─── Excerpt provided

For comparison, medications alone convert recent-onset atrial fibrillation in about 50 to 70% of cases, and they rarely work for episodes that have been going on for longer periods. Success rates for electrical cardioversion drop as the duration of the abnormal rhythm increases. Other factors that influence success include the patient’s age, overall heart health, and whether rhythm-stabilizing medications are given beforehand.
Energy Levels Used
The amount of electrical energy is measured in joules and varies depending on the rhythm being treated. Current American Heart Association guidelines recommend:
- Atrial fibrillation: 200 joules
- Atrial flutter: 200 joules
- Narrow-complex tachycardia (SVT): 100 joules
- Monomorphic ventricular tachycardia: 100 joules
If the first shock doesn’t work, the energy is increased in stepwise fashion and the shock is repeated. Atrial flutter and SVT often respond to lower energy levels than atrial fibrillation.
Preparing for the Procedure
If cardioversion is planned (elective rather than emergency), you’ll be asked to fast beforehand, just as you would before any procedure involving sedation. Short-acting sedation is used so you’re unconscious during the shock but wake up quickly afterward. Most elective cardioversions are done as outpatient procedures, meaning you go home the same day.
Blood thinners play a critical role in preparation. If your atrial fibrillation or flutter has lasted more than 48 hours, or if the duration is unknown, guidelines recommend anticoagulation therapy for 3 to 4 weeks before the procedure. This reduces the risk that a blood clot formed in the heart could break loose when the normal rhythm returns and cause a stroke. The same anticoagulation continues for at least 3 to 4 weeks after the procedure as well. In some cases, an imaging study of the heart (specifically looking for clots in the left atrial appendage) is done beforehand. If a clot is found, cardioversion is typically postponed until adequate anticoagulation has been completed.
Risks and Complications
Synchronized cardioversion is a low-risk procedure overall. The most significant concern is stroke or systemic embolism from a dislodged blood clot. A 2025 study of over 2,500 emergency department patients with acute atrial fibrillation or flutter found that the 30-day rate of stroke, systemic embolism, or death was 0.37% among those who underwent cardioversion compared to 0.23% among those who did not. That difference was not statistically significant, and at 7 days the risk was essentially zero in both groups.
Other possible complications include skin irritation or mild burns at the paddle sites, temporary drops in blood pressure from the sedation, and the possibility that the abnormal rhythm returns after initially converting. In rare cases, the shock itself can trigger a different arrhythmia, though the synchronization feature specifically minimizes this risk.
What Recovery Looks Like
After the procedure, you’ll be monitored as the sedation wears off, which typically takes a short time given the fast-acting medications used. Your heart rhythm will be watched on a monitor to confirm the normal rhythm is holding. Most people feel groggy for a brief period and may notice mild soreness on the chest where the paddles were placed. You’ll need someone to drive you home because of the sedation. The skin irritation, if any, usually resolves within a few days. Your doctor will typically continue or adjust your blood-thinning medication and may also prescribe a rhythm-stabilizing drug to help prevent the abnormal rhythm from returning.

──────
─── Recorded information

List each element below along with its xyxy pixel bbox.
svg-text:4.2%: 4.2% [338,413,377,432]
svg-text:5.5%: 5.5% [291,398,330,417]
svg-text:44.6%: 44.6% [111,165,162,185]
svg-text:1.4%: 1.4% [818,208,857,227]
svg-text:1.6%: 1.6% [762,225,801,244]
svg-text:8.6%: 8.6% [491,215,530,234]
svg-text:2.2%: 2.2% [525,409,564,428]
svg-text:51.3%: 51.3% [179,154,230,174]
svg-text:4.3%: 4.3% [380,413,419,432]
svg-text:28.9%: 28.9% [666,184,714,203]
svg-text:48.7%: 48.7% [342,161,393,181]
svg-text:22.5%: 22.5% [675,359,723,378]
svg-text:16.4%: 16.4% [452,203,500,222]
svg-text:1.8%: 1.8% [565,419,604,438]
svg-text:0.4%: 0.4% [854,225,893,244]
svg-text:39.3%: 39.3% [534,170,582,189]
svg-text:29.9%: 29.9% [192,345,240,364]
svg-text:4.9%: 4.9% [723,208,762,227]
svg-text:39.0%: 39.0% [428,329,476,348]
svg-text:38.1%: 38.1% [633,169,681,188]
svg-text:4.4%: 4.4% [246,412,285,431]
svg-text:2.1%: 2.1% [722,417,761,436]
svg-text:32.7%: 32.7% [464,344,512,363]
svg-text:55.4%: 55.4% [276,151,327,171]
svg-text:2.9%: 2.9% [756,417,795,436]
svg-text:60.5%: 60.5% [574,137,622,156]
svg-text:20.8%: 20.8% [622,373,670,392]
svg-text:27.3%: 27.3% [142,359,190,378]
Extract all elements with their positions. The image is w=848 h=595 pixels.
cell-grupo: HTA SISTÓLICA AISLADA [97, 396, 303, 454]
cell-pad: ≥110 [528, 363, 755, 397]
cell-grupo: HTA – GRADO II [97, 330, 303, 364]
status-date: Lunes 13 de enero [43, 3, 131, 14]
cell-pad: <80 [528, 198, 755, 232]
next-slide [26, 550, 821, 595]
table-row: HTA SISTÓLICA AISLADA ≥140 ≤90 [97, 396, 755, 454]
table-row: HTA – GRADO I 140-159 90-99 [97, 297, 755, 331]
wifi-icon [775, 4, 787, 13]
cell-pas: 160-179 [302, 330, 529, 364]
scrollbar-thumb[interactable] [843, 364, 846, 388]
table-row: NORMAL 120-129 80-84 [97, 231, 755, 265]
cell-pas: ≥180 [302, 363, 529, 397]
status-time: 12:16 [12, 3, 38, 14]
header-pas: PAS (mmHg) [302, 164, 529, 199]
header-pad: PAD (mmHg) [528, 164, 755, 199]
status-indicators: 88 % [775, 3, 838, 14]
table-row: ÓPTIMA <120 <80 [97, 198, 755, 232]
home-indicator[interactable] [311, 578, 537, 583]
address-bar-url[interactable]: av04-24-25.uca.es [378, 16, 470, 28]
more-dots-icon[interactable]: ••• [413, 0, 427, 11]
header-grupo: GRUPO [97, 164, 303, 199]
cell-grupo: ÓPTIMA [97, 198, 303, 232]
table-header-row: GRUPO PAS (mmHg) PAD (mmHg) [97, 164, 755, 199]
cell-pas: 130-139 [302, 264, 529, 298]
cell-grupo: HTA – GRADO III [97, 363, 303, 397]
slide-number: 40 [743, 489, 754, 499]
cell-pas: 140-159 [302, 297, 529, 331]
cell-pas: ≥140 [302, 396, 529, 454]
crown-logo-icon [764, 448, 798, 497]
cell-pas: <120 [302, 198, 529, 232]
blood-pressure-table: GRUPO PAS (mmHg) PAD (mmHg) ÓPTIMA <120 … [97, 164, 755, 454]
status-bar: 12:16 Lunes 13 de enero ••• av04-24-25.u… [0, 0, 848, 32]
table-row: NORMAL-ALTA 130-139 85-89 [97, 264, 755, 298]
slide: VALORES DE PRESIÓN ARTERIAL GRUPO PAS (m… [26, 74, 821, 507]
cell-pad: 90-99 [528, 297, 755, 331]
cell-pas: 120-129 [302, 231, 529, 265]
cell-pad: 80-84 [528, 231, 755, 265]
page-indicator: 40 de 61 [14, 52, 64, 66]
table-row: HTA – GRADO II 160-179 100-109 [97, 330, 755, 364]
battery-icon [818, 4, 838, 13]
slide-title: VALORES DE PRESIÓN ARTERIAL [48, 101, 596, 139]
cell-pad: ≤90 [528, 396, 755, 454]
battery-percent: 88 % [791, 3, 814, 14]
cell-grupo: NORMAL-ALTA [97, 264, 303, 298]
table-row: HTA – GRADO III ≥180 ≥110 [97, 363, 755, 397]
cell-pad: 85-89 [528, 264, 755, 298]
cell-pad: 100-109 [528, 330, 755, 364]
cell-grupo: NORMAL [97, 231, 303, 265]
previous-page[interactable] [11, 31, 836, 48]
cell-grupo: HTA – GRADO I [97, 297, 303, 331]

──────

▶ **Exercises**
a) From the cardioversion text above the rows, set down the passage starting with "Energy Levels Used" and going on through "than atrial fibrillation.".
b) In the cardioversion text above the rows, how many joules do current American Heart Association guidelines recommend for atrial flutter?

▶ **Task answers**
a)
Energy Levels Used
The amount of electrical energy is measured in joules and varies depending on the rhythm being treated. Current American Heart Association guidelines recommend:
- Atrial fibrillation: 200 joules
- Atrial flutter: 200 joules
- Narrow-complex tachycardia (SVT): 100 joules
- Monomorphic ventricular tachycardia: 100 joules
If the first shock doesn’t work, the energy is increased in stepwise fashion and the shock is repeated. Atrial flutter and SVT often respond to lower energy levels than atrial fibrillation.

b) 200 joules.